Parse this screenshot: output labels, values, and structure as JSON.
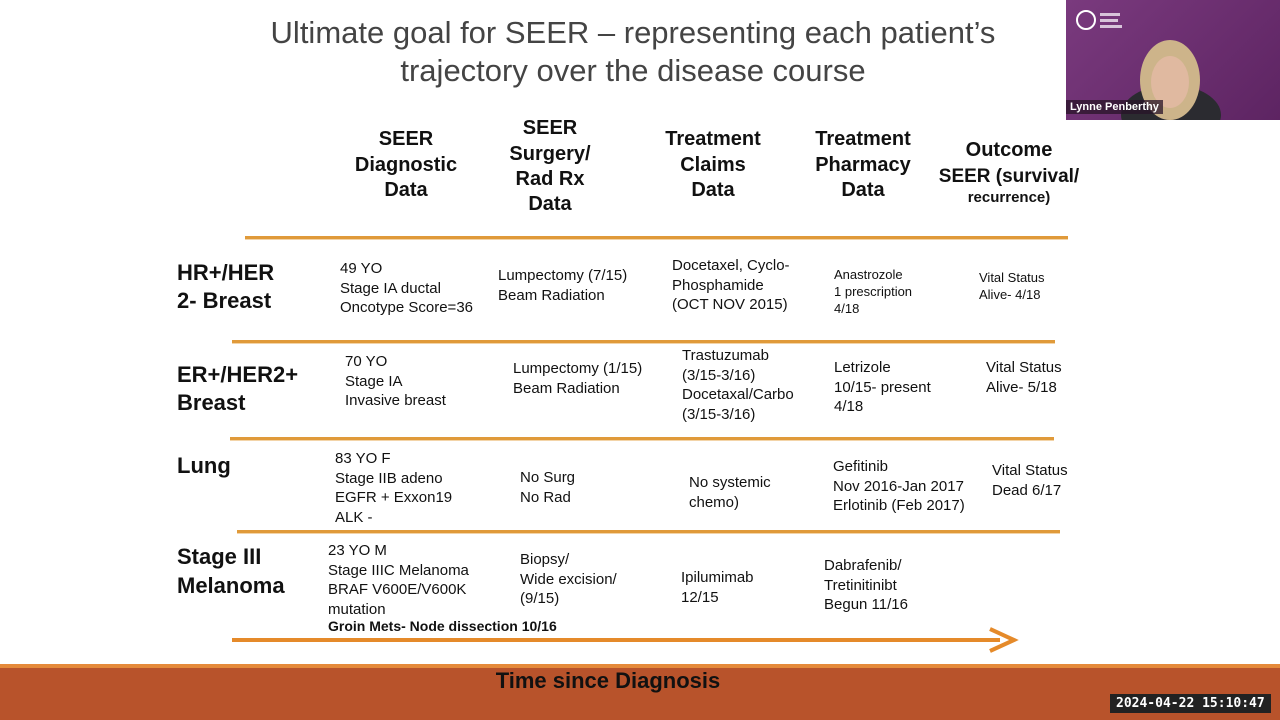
{
  "slide": {
    "title_lines": [
      "Ultimate goal for SEER – representing each patient’s",
      "trajectory over the disease course"
    ],
    "headers": [
      [
        "SEER",
        "Diagnostic",
        "Data"
      ],
      [
        "SEER",
        "Surgery/",
        "Rad Rx",
        "Data"
      ],
      [
        "Treatment",
        "Claims",
        "Data"
      ],
      [
        "Treatment",
        "Pharmacy",
        "Data"
      ],
      [
        "Outcome",
        "SEER (survival/",
        "recurrence)"
      ]
    ],
    "rows": [
      {
        "label": [
          "HR+/HER",
          "2- Breast"
        ],
        "cells": [
          [
            "49 YO",
            "Stage IA ductal",
            "Oncotype Score=36"
          ],
          [
            "Lumpectomy (7/15)",
            "Beam Radiation"
          ],
          [
            "Docetaxel, Cyclo-",
            "Phosphamide",
            "(OCT NOV 2015)"
          ],
          [
            "Anastrozole",
            "1 prescription",
            "4/18"
          ],
          [
            "Vital Status",
            "Alive- 4/18"
          ]
        ]
      },
      {
        "label": [
          "ER+/HER2+",
          "Breast"
        ],
        "cells": [
          [
            "70 YO",
            "Stage IA",
            "Invasive breast"
          ],
          [
            "Lumpectomy (1/15)",
            "Beam Radiation"
          ],
          [
            "Trastuzumab",
            "(3/15-3/16)",
            "Docetaxal/Carbo",
            "(3/15-3/16)"
          ],
          [
            "Letrizole",
            "10/15- present",
            "4/18"
          ],
          [
            "Vital Status",
            "Alive- 5/18"
          ]
        ]
      },
      {
        "label": [
          "Lung"
        ],
        "cells": [
          [
            "83 YO F",
            "Stage IIB adeno",
            "EGFR + Exxon19",
            "ALK -"
          ],
          [
            "No Surg",
            "No Rad"
          ],
          [
            "No systemic",
            "chemo)"
          ],
          [
            "Gefitinib",
            "Nov 2016-Jan 2017",
            "Erlotinib (Feb 2017)"
          ],
          [
            "Vital Status",
            "Dead  6/17"
          ]
        ]
      },
      {
        "label": [
          "Stage III",
          "Melanoma"
        ],
        "cells": [
          [
            "23 YO M",
            "Stage IIIC Melanoma",
            "BRAF V600E/V600K",
            "mutation"
          ],
          [
            "Biopsy/",
            "Wide excision/",
            "(9/15)"
          ],
          [
            "Ipilumimab",
            " 12/15"
          ],
          [
            "Dabrafenib/",
            "Tretinitinibt",
            "Begun 11/16"
          ]
        ],
        "note": "Groin Mets- Node dissection 10/16"
      }
    ],
    "axis_label": "Time since Diagnosis"
  },
  "video": {
    "participant_name": "Lynne Penberthy"
  },
  "timestamp": "2024-04-22 15:10:47"
}
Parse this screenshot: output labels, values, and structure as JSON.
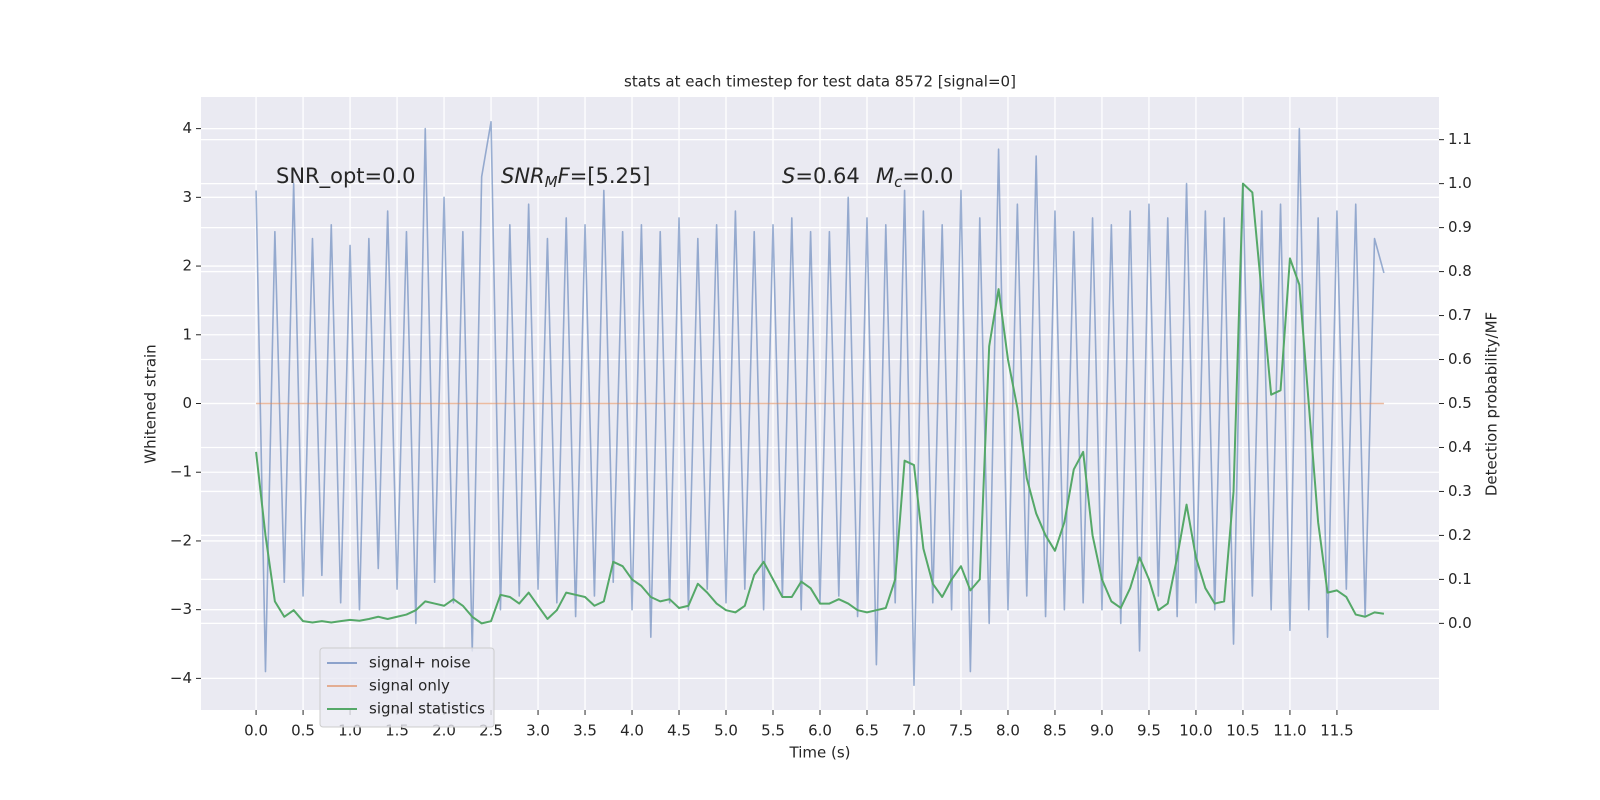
{
  "chart_data": {
    "type": "line",
    "title": "stats at each timestep for test data 8572 [signal=0]",
    "x_label": "Time (s)",
    "y_label": "Whitened strain",
    "y2_label": "Detection probability/MF",
    "grid": true,
    "legend": "lower left",
    "annotations": [
      [
        {
          "text": "SNR_opt=0.0",
          "style": "normal"
        }
      ],
      [
        {
          "text": "SNR",
          "style": "italic"
        },
        {
          "text": "M",
          "style": "sub"
        },
        {
          "text": "F",
          "style": "italic"
        },
        {
          "text": "=[5.25]",
          "style": "normal"
        }
      ],
      [
        {
          "text": "S",
          "style": "italic"
        },
        {
          "text": "=0.64",
          "style": "normal"
        }
      ],
      [
        {
          "text": "M",
          "style": "italic"
        },
        {
          "text": "c",
          "style": "sub"
        },
        {
          "text": "=0.0",
          "style": "normal"
        }
      ]
    ],
    "xlim": [
      -0.586,
      12.586
    ],
    "xticks": [
      {
        "value": 0,
        "label": "0.0"
      },
      0.5,
      {
        "value": 1,
        "label": "1.0"
      },
      1.5,
      {
        "value": 2,
        "label": "2.0"
      },
      2.5,
      {
        "value": 3,
        "label": "3.0"
      },
      3.5,
      {
        "value": 4,
        "label": "4.0"
      },
      4.5,
      {
        "value": 5,
        "label": "5.0"
      },
      5.5,
      {
        "value": 6,
        "label": "6.0"
      },
      6.5,
      {
        "value": 7,
        "label": "7.0"
      },
      7.5,
      {
        "value": 8,
        "label": "8.0"
      },
      8.5,
      {
        "value": 9,
        "label": "9.0"
      },
      9.5,
      {
        "value": 10,
        "label": "10.0"
      },
      10.5,
      {
        "value": 11,
        "label": "11.0"
      },
      11.5
    ],
    "ylim": [
      -4.46,
      4.46
    ],
    "yticks": [
      {
        "value": -4,
        "label": "−4"
      },
      {
        "value": -3,
        "label": "−3"
      },
      {
        "value": -2,
        "label": "−2"
      },
      {
        "value": -1,
        "label": "−1"
      },
      0,
      1,
      2,
      3,
      4
    ],
    "y2lim": [
      -0.197,
      1.197
    ],
    "y2ticks": [
      {
        "value": 0,
        "label": "0.0"
      },
      0.1,
      0.2,
      0.3,
      0.4,
      0.5,
      0.6,
      0.7,
      0.8,
      0.9,
      {
        "value": 1,
        "label": "1.0"
      },
      1.1
    ],
    "x": [
      0,
      0.1,
      0.2,
      0.3,
      0.4,
      0.5,
      0.6,
      0.7,
      0.8,
      0.9,
      1,
      1.1,
      1.2,
      1.3,
      1.4,
      1.5,
      1.6,
      1.7,
      1.8,
      1.9,
      2,
      2.1,
      2.2,
      2.3,
      2.4,
      2.5,
      2.6,
      2.7,
      2.8,
      2.9,
      3,
      3.1,
      3.2,
      3.3,
      3.4,
      3.5,
      3.6,
      3.7,
      3.8,
      3.9,
      4,
      4.1,
      4.2,
      4.3,
      4.4,
      4.5,
      4.6,
      4.7,
      4.8,
      4.9,
      5,
      5.1,
      5.2,
      5.3,
      5.4,
      5.5,
      5.6,
      5.7,
      5.8,
      5.9,
      6,
      6.1,
      6.2,
      6.3,
      6.4,
      6.5,
      6.6,
      6.7,
      6.8,
      6.9,
      7,
      7.1,
      7.2,
      7.3,
      7.4,
      7.5,
      7.6,
      7.7,
      7.8,
      7.9,
      8,
      8.1,
      8.2,
      8.3,
      8.4,
      8.5,
      8.6,
      8.7,
      8.8,
      8.9,
      9,
      9.1,
      9.2,
      9.3,
      9.4,
      9.5,
      9.6,
      9.7,
      9.8,
      9.9,
      10,
      10.1,
      10.2,
      10.3,
      10.4,
      10.5,
      10.6,
      10.7,
      10.8,
      10.9,
      11,
      11.1,
      11.2,
      11.3,
      11.4,
      11.5,
      11.6,
      11.7,
      11.8,
      11.9,
      12
    ],
    "series": [
      {
        "name": "signal+ noise",
        "color": "#4c72b0",
        "axis": "y",
        "values": [
          3.1,
          -3.9,
          2.5,
          -2.6,
          3.2,
          -2.8,
          2.4,
          -2.5,
          2.6,
          -2.9,
          2.3,
          -3.0,
          2.4,
          -2.4,
          2.8,
          -2.7,
          2.5,
          -3.2,
          4.0,
          -2.6,
          3.0,
          -2.9,
          2.5,
          -3.6,
          3.3,
          4.1,
          -3.0,
          2.6,
          -2.8,
          2.9,
          -2.7,
          2.4,
          -2.9,
          2.7,
          -3.1,
          2.6,
          -2.8,
          3.1,
          -2.6,
          2.5,
          -3.0,
          2.6,
          -3.4,
          2.5,
          -2.9,
          2.7,
          -3.0,
          2.4,
          -2.7,
          2.6,
          -2.9,
          2.8,
          -2.7,
          2.5,
          -3.0,
          2.6,
          -2.8,
          2.7,
          -3.0,
          2.5,
          -2.9,
          2.5,
          -2.8,
          3.0,
          -3.1,
          2.7,
          -3.8,
          2.6,
          -2.9,
          3.1,
          -4.1,
          2.8,
          -2.9,
          2.6,
          -3.0,
          3.1,
          -3.9,
          2.7,
          -3.2,
          3.7,
          -3.0,
          2.9,
          -2.8,
          3.6,
          -3.1,
          2.8,
          -3.0,
          2.5,
          -2.9,
          2.7,
          -3.0,
          2.6,
          -3.2,
          2.8,
          -3.6,
          2.9,
          -2.8,
          2.7,
          -3.1,
          3.2,
          -2.9,
          2.8,
          -3.0,
          2.7,
          -3.5,
          3.2,
          -2.8,
          2.8,
          -3.0,
          2.9,
          -3.3,
          4.0,
          -3.0,
          2.7,
          -3.4,
          2.8,
          -2.7,
          2.9,
          -3.1,
          2.4,
          1.9
        ]
      },
      {
        "name": "signal only",
        "color": "#dd8452",
        "axis": "y",
        "values": [
          0,
          0,
          0,
          0,
          0,
          0,
          0,
          0,
          0,
          0,
          0,
          0,
          0,
          0,
          0,
          0,
          0,
          0,
          0,
          0,
          0,
          0,
          0,
          0,
          0,
          0,
          0,
          0,
          0,
          0,
          0,
          0,
          0,
          0,
          0,
          0,
          0,
          0,
          0,
          0,
          0,
          0,
          0,
          0,
          0,
          0,
          0,
          0,
          0,
          0,
          0,
          0,
          0,
          0,
          0,
          0,
          0,
          0,
          0,
          0,
          0,
          0,
          0,
          0,
          0,
          0,
          0,
          0,
          0,
          0,
          0,
          0,
          0,
          0,
          0,
          0,
          0,
          0,
          0,
          0,
          0,
          0,
          0,
          0,
          0,
          0,
          0,
          0,
          0,
          0,
          0,
          0,
          0,
          0,
          0,
          0,
          0,
          0,
          0,
          0,
          0,
          0,
          0,
          0,
          0,
          0,
          0,
          0,
          0,
          0,
          0,
          0,
          0,
          0,
          0,
          0,
          0,
          0,
          0,
          0,
          0
        ]
      },
      {
        "name": "signal statistics",
        "color": "#55a868",
        "axis": "y2",
        "values": [
          0.39,
          0.2,
          0.05,
          0.015,
          0.03,
          0.005,
          0.002,
          0.005,
          0.002,
          0.005,
          0.008,
          0.006,
          0.01,
          0.015,
          0.01,
          0.015,
          0.02,
          0.03,
          0.05,
          0.045,
          0.04,
          0.055,
          0.04,
          0.015,
          0.0,
          0.005,
          0.065,
          0.06,
          0.045,
          0.07,
          0.04,
          0.01,
          0.03,
          0.07,
          0.065,
          0.06,
          0.04,
          0.05,
          0.14,
          0.13,
          0.1,
          0.085,
          0.06,
          0.05,
          0.055,
          0.035,
          0.04,
          0.09,
          0.07,
          0.045,
          0.03,
          0.025,
          0.04,
          0.11,
          0.14,
          0.1,
          0.06,
          0.06,
          0.095,
          0.08,
          0.045,
          0.045,
          0.055,
          0.045,
          0.03,
          0.025,
          0.03,
          0.035,
          0.1,
          0.37,
          0.36,
          0.17,
          0.09,
          0.06,
          0.1,
          0.13,
          0.075,
          0.1,
          0.63,
          0.76,
          0.6,
          0.49,
          0.33,
          0.25,
          0.2,
          0.165,
          0.23,
          0.35,
          0.39,
          0.2,
          0.1,
          0.05,
          0.035,
          0.08,
          0.15,
          0.1,
          0.03,
          0.045,
          0.15,
          0.27,
          0.15,
          0.08,
          0.045,
          0.05,
          0.3,
          1.0,
          0.98,
          0.75,
          0.52,
          0.53,
          0.83,
          0.77,
          0.5,
          0.23,
          0.07,
          0.075,
          0.06,
          0.02,
          0.015,
          0.025,
          0.022
        ]
      }
    ]
  }
}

- _Short task_: Looking at the listing above, count the lines that contain "color" and give nothing but the number.

- _In response_: 3